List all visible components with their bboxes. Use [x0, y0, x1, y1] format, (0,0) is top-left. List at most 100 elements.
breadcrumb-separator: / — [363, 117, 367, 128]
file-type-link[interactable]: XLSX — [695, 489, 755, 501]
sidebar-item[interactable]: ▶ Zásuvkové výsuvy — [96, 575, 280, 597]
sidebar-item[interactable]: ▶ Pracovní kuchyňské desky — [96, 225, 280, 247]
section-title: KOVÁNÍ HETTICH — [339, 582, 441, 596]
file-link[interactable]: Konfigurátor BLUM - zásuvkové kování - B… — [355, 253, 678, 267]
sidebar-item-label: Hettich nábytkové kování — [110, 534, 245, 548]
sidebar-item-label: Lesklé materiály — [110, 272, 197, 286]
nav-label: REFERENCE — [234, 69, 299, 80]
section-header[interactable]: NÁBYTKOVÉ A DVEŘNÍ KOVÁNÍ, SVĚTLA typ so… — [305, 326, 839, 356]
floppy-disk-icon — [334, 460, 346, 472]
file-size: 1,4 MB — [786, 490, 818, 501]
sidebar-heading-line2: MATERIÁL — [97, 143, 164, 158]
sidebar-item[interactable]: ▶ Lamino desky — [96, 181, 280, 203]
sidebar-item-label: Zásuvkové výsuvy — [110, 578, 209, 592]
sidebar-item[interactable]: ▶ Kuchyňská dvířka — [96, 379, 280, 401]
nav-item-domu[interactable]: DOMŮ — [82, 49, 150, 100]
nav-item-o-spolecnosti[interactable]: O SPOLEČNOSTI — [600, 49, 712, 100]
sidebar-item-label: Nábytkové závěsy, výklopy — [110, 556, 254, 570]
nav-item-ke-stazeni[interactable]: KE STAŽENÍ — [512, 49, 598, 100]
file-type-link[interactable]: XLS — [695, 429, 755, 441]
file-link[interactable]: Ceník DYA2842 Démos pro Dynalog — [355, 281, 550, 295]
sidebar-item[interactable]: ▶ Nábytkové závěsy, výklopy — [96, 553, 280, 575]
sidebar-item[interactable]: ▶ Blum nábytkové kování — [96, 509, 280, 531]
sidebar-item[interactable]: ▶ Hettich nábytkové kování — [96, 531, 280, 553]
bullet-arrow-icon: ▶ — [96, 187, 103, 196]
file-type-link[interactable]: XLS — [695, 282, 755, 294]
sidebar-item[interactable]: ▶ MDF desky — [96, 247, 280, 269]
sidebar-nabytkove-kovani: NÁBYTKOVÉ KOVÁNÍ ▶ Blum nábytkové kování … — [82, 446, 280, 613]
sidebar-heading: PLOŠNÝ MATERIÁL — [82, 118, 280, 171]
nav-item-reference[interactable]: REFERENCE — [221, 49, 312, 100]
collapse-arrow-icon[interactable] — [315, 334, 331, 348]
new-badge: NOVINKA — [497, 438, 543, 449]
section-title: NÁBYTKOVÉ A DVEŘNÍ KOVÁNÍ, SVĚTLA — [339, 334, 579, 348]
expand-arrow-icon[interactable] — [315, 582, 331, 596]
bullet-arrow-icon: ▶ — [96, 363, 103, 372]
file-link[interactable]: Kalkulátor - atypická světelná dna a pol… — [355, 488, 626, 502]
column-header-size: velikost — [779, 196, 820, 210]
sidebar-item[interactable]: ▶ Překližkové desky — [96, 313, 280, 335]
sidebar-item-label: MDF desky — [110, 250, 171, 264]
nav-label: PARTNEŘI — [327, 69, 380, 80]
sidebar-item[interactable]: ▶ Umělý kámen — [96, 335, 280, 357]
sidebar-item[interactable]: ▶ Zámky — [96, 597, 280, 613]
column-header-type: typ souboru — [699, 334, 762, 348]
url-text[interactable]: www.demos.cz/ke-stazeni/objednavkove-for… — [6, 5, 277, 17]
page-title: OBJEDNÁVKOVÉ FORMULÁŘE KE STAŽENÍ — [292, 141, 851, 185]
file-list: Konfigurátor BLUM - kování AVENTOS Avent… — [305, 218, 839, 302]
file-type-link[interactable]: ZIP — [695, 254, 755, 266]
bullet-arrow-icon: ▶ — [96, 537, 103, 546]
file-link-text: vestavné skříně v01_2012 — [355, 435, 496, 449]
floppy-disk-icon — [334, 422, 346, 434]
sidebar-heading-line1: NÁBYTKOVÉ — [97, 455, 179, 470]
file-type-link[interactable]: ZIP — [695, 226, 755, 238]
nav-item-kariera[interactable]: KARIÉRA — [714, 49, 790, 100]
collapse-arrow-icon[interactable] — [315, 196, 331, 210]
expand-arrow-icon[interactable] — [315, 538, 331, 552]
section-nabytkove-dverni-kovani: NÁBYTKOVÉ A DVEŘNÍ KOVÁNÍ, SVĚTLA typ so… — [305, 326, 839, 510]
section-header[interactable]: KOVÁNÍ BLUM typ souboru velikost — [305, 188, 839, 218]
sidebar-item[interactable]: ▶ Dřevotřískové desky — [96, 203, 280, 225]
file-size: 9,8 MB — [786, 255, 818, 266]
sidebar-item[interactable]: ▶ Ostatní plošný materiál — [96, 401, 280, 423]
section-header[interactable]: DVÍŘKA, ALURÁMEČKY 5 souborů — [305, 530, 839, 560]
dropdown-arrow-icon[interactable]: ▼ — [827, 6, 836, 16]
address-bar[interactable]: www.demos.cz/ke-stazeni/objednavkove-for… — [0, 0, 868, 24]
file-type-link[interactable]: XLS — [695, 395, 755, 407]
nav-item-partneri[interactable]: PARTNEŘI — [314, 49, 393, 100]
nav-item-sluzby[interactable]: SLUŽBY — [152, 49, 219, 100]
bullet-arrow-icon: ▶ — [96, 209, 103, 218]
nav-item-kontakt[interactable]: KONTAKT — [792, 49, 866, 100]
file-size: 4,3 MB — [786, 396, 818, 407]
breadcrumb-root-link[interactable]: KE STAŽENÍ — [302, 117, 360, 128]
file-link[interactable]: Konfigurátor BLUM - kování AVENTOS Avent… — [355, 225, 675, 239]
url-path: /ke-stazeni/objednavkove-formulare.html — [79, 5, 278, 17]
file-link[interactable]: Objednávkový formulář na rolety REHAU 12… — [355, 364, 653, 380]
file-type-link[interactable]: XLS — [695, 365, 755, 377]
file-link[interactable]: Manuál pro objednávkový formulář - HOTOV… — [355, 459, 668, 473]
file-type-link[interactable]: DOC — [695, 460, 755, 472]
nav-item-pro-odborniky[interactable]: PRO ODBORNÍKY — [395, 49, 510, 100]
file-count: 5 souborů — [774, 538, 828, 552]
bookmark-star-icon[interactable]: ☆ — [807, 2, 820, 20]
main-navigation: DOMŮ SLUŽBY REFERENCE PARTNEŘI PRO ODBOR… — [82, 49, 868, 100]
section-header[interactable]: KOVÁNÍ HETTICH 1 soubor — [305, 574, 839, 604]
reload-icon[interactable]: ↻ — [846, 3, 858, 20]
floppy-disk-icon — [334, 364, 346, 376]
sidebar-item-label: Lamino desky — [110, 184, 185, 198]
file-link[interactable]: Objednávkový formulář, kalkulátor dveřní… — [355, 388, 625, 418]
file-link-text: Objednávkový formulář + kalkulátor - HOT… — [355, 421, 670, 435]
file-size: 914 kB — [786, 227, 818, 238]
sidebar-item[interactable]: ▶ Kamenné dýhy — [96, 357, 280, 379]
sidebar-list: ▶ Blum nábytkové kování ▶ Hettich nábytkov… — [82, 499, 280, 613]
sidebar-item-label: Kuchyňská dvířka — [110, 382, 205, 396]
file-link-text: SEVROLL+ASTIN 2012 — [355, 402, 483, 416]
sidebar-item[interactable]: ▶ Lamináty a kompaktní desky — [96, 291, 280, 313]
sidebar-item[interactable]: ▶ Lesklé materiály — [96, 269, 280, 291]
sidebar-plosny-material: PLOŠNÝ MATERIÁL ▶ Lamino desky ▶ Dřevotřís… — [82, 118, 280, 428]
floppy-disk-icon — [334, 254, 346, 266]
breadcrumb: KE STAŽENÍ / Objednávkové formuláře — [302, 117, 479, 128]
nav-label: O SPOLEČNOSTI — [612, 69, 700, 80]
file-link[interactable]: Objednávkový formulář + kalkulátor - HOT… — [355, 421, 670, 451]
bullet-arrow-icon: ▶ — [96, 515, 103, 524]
━━━━━━━━━━━━━━━━
Please rewrite the material from its first line through the line containing "nav-label: REFERENCE — [234, 69, 299, 80]", changing "XLSX" to "CSV" and leaving everything else as it is.

List all visible components with their bboxes. Use [x0, y0, x1, y1] format, (0,0) is top-left. List at most 100 elements.
breadcrumb-separator: / — [363, 117, 367, 128]
file-type-link[interactable]: CSV — [695, 489, 755, 501]
sidebar-item[interactable]: ▶ Zásuvkové výsuvy — [96, 575, 280, 597]
sidebar-item[interactable]: ▶ Pracovní kuchyňské desky — [96, 225, 280, 247]
section-title: KOVÁNÍ HETTICH — [339, 582, 441, 596]
file-link[interactable]: Konfigurátor BLUM - zásuvkové kování - B… — [355, 253, 678, 267]
sidebar-item-label: Hettich nábytkové kování — [110, 534, 245, 548]
sidebar-item-label: Lesklé materiály — [110, 272, 197, 286]
nav-label: REFERENCE — [234, 69, 299, 80]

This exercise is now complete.